**EXERCISE AIM**
Rewrite the records below as a JSON list of strings, with one string for each line and no blank lines.

━━━━━━

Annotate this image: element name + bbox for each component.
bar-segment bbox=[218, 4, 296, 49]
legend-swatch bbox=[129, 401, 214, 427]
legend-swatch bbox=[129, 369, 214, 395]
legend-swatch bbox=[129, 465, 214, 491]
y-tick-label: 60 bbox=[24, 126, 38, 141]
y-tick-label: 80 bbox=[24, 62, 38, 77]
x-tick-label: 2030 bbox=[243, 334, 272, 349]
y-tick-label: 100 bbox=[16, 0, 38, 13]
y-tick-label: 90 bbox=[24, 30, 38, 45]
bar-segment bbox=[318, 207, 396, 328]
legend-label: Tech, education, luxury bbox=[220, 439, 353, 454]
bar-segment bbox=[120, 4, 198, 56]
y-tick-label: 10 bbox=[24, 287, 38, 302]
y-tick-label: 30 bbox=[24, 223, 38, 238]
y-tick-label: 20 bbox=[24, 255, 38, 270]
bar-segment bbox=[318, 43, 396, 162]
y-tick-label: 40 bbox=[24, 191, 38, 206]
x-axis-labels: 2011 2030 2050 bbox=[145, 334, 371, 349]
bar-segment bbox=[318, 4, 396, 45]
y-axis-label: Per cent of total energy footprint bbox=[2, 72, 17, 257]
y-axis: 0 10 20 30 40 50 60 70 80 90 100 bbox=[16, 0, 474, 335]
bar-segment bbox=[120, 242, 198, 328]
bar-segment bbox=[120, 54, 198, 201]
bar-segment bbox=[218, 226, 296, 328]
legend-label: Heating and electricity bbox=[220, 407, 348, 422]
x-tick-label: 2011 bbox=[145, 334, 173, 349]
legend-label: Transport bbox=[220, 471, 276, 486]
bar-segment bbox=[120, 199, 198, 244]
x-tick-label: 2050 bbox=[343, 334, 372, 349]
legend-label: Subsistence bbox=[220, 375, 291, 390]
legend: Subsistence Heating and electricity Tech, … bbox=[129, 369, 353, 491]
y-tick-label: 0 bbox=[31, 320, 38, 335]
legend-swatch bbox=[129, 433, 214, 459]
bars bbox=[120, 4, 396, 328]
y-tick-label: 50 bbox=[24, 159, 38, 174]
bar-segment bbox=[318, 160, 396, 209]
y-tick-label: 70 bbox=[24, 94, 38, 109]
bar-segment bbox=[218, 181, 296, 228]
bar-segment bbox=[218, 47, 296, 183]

━━━━━━

**EXERCISE RESULT**
[
  "Annotate this image: element name + bbox for each component.",
  "bar-segment bbox=[218, 4, 296, 49]",
  "legend-swatch bbox=[129, 401, 214, 427]",
  "legend-swatch bbox=[129, 369, 214, 395]",
  "legend-swatch bbox=[129, 465, 214, 491]",
  "y-tick-label: 60 bbox=[24, 126, 38, 141]",
  "y-tick-label: 80 bbox=[24, 62, 38, 77]",
  "x-tick-label: 2030 bbox=[243, 334, 272, 349]",
  "y-tick-label: 100 bbox=[16, 0, 38, 13]",
  "y-tick-label: 90 bbox=[24, 30, 38, 45]",
  "bar-segment bbox=[318, 207, 396, 328]",
  "legend-label: Tech, education, luxury bbox=[220, 439, 353, 454]",
  "bar-segment bbox=[120, 4, 198, 56]",
  "y-tick-label: 10 bbox=[24, 287, 38, 302]",
  "y-tick-label: 30 bbox=[24, 223, 38, 238]",
  "y-tick-label: 20 bbox=[24, 255, 38, 270]",
  "bar-segment bbox=[318, 43, 396, 162]",
  "y-tick-label: 40 bbox=[24, 191, 38, 206]",
  "x-axis-labels: 2011 2030 2050 bbox=[145, 334, 371, 349]",
  "bar-segment bbox=[318, 4, 396, 45]",
  "y-axis-label: Per cent of total energy footprint bbox=[2, 72, 17, 257]",
  "y-axis: 0 10 20 30 40 50 60 70 80 90 100 bbox=[16, 0, 474, 335]",
  "bar-segment bbox=[120, 242, 198, 328]",
  "bar-segment bbox=[120, 54, 198, 201]",
  "bar-segment bbox=[218, 226, 296, 328]",
  "legend-label: Heating and electricity bbox=[220, 407, 348, 422]",
  "x-tick-label: 2011 bbox=[145, 334, 173, 349]",
  "legend-label: Transport bbox=[220, 471, 276, 486]",
  "bar-segment bbox=[120, 199, 198, 244]",
  "x-tick-label: 2050 bbox=[343, 334, 372, 349]",
  "legend-label: Subsistence bbox=[220, 375, 291, 390]",
  "legend: Subsistence Heating and electricity Tech, … bbox=[129, 369, 353, 491]",
  "y-tick-label: 0 bbox=[31, 320, 38, 335]",
  "legend-swatch bbox=[129, 433, 214, 459]",
  "bars bbox=[120, 4, 396, 328]",
  "y-tick-label: 50 bbox=[24, 159, 38, 174]",
  "bar-segment bbox=[318, 160, 396, 209]",
  "y-tick-label: 70 bbox=[24, 94, 38, 109]",
  "bar-segment bbox=[218, 181, 296, 228]",
  "bar-segment bbox=[218, 47, 296, 183]"
]